_PROBLEM TO SOLVE_: Reproduce the full listing that appears beneath this instruction exactly.

● ● ● ● ● ● ●

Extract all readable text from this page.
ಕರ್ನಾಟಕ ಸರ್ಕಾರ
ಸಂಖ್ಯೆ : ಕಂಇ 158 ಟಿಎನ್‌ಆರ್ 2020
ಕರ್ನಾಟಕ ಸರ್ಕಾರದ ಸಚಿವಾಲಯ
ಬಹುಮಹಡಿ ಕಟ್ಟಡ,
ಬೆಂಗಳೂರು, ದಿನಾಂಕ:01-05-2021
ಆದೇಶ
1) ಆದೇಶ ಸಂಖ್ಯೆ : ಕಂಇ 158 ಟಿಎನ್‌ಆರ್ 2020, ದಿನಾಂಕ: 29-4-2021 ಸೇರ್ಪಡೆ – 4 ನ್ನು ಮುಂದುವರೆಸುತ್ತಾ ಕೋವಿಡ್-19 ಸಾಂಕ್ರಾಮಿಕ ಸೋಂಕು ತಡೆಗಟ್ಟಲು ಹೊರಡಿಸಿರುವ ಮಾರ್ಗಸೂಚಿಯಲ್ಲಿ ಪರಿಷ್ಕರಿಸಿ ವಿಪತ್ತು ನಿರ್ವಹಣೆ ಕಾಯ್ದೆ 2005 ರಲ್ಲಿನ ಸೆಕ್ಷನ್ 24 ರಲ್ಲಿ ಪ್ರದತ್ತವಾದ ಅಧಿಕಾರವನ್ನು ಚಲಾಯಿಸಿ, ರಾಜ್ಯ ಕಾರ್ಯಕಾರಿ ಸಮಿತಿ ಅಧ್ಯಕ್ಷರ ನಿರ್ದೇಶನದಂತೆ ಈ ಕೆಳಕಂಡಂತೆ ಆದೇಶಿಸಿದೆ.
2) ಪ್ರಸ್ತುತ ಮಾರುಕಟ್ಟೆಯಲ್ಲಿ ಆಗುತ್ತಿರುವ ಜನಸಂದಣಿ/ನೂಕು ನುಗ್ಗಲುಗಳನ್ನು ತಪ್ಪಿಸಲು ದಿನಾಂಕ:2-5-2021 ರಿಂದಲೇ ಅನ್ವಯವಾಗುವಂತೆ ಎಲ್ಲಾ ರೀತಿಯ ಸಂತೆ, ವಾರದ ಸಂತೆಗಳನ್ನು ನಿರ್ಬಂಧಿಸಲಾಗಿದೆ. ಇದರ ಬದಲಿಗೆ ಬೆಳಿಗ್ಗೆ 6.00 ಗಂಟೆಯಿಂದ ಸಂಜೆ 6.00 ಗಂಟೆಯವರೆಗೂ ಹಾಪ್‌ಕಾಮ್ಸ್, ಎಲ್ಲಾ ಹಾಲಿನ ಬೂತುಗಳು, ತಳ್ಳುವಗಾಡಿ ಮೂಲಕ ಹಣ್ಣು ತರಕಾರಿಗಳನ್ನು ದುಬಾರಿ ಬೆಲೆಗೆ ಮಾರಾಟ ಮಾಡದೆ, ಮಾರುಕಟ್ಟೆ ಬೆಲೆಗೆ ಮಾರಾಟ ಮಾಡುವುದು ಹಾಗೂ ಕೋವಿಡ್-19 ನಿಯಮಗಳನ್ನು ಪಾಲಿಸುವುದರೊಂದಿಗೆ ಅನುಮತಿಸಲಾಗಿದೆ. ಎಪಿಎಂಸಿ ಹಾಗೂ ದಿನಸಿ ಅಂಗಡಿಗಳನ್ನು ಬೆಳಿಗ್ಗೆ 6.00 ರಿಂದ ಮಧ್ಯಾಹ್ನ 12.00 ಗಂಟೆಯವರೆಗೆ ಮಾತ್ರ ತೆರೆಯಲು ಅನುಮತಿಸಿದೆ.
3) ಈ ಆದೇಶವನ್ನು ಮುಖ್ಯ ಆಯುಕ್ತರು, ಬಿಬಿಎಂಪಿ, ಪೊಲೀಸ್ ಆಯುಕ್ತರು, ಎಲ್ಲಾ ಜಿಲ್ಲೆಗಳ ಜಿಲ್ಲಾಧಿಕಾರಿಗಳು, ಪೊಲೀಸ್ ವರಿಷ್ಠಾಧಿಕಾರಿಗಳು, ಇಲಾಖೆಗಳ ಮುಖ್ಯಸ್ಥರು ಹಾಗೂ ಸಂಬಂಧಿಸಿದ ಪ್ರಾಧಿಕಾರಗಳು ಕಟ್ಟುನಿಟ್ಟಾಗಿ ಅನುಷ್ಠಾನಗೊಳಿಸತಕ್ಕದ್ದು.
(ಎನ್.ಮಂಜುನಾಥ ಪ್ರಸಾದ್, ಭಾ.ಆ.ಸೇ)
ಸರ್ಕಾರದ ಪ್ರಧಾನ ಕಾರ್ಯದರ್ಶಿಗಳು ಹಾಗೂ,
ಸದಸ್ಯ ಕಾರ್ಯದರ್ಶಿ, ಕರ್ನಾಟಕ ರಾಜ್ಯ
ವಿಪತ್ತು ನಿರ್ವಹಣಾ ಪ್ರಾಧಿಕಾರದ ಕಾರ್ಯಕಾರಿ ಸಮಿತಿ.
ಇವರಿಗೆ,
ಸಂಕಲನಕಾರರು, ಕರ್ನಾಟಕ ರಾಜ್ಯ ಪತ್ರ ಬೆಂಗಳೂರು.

● ● ● ● ● ● ●

_RESULT BELOW_:
Extract all readable text from this page.
ಕರ್ನಾಟಕ ಸರ್ಕಾರ
ಸಂಖ್ಯೆ : ಕಂಇ 158 ಟಿಎನ್‌ಆರ್ 2020
ಕರ್ನಾಟಕ ಸರ್ಕಾರದ ಸಚಿವಾಲಯ
ಬಹುಮಹಡಿ ಕಟ್ಟಡ,
ಬೆಂಗಳೂರು, ದಿನಾಂಕ:01-05-2021
ಆದೇಶ
1) ಆದೇಶ ಸಂಖ್ಯೆ : ಕಂಇ 158 ಟಿಎನ್‌ಆರ್ 2020, ದಿನಾಂಕ: 29-4-2021 ಸೇರ್ಪಡೆ – 4 ನ್ನು ಮುಂದುವರೆಸುತ್ತಾ ಕೋವಿಡ್-19 ಸಾಂಕ್ರಾಮಿಕ ಸೋಂಕು ತಡೆಗಟ್ಟಲು ಹೊರಡಿಸಿರುವ ಮಾರ್ಗಸೂಚಿಯಲ್ಲಿ ಪರಿಷ್ಕರಿಸಿ ವಿಪತ್ತು ನಿರ್ವಹಣೆ ಕಾಯ್ದೆ 2005 ರಲ್ಲಿನ ಸೆಕ್ಷನ್ 24 ರಲ್ಲಿ ಪ್ರದತ್ತವಾದ ಅಧಿಕಾರವನ್ನು ಚಲಾಯಿಸಿ, ರಾಜ್ಯ ಕಾರ್ಯಕಾರಿ ಸಮಿತಿ ಅಧ್ಯಕ್ಷರ ನಿರ್ದೇಶನದಂತೆ ಈ ಕೆಳಕಂಡಂತೆ ಆದೇಶಿಸಿದೆ.
2) ಪ್ರಸ್ತುತ ಮಾರುಕಟ್ಟೆಯಲ್ಲಿ ಆಗುತ್ತಿರುವ ಜನಸಂದಣಿ/ನೂಕು ನುಗ್ಗಲುಗಳನ್ನು ತಪ್ಪಿಸಲು ದಿನಾಂಕ:2-5-2021 ರಿಂದಲೇ ಅನ್ವಯವಾಗುವಂತೆ ಎಲ್ಲಾ ರೀತಿಯ ಸಂತೆ, ವಾರದ ಸಂತೆಗಳನ್ನು ನಿರ್ಬಂಧಿಸಲಾಗಿದೆ. ಇದರ ಬದಲಿಗೆ ಬೆಳಿಗ್ಗೆ 6.00 ಗಂಟೆಯಿಂದ ಸಂಜೆ 6.00 ಗಂಟೆಯವರೆಗೂ ಹಾಪ್‌ಕಾಮ್ಸ್, ಎಲ್ಲಾ ಹಾಲಿನ ಬೂತುಗಳು, ತಳ್ಳುವಗಾಡಿ ಮೂಲಕ ಹಣ್ಣು ತರಕಾರಿಗಳನ್ನು ದುಬಾರಿ ಬೆಲೆಗೆ ಮಾರಾಟ ಮಾಡದೆ, ಮಾರುಕಟ್ಟೆ ಬೆಲೆಗೆ ಮಾರಾಟ ಮಾಡುವುದು ಹಾಗೂ ಕೋವಿಡ್-19 ನಿಯಮಗಳನ್ನು ಪಾಲಿಸುವುದರೊಂದಿಗೆ ಅನುಮತಿಸಲಾಗಿದೆ. ಎಪಿಎಂಸಿ ಹಾಗೂ ದಿನಸಿ ಅಂಗಡಿಗಳನ್ನು ಬೆಳಿಗ್ಗೆ 6.00 ರಿಂದ ಮಧ್ಯಾಹ್ನ 12.00 ಗಂಟೆಯವರೆಗೆ ಮಾತ್ರ ತೆರೆಯಲು ಅನುಮತಿಸಿದೆ.
3) ಈ ಆದೇಶವನ್ನು ಮುಖ್ಯ ಆಯುಕ್ತರು, ಬಿಬಿಎಂಪಿ, ಪೊಲೀಸ್ ಆಯುಕ್ತರು, ಎಲ್ಲಾ ಜಿಲ್ಲೆಗಳ ಜಿಲ್ಲಾಧಿಕಾರಿಗಳು, ಪೊಲೀಸ್ ವರಿಷ್ಠಾಧಿಕಾರಿಗಳು, ಇಲಾಖೆಗಳ ಮುಖ್ಯಸ್ಥರು ಹಾಗೂ ಸಂಬಂಧಿಸಿದ ಪ್ರಾಧಿಕಾರಗಳು ಕಟ್ಟುನಿಟ್ಟಾಗಿ ಅನುಷ್ಠಾನಗೊಳಿಸತಕ್ಕದ್ದು.
(ಎನ್.ಮಂಜುನಾಥ ಪ್ರಸಾದ್, ಭಾ.ಆ.ಸೇ)
ಸರ್ಕಾರದ ಪ್ರಧಾನ ಕಾರ್ಯದರ್ಶಿಗಳು ಹಾಗೂ,
ಸದಸ್ಯ ಕಾರ್ಯದರ್ಶಿ, ಕರ್ನಾಟಕ ರಾಜ್ಯ
ವಿಪತ್ತು ನಿರ್ವಹಣಾ ಪ್ರಾಧಿಕಾರದ ಕಾರ್ಯಕಾರಿ ಸಮಿತಿ.
ಇವರಿಗೆ,
ಸಂಕಲನಕಾರರು, ಕರ್ನಾಟಕ ರಾಜ್ಯ ಪತ್ರ ಬೆಂಗಳೂರು.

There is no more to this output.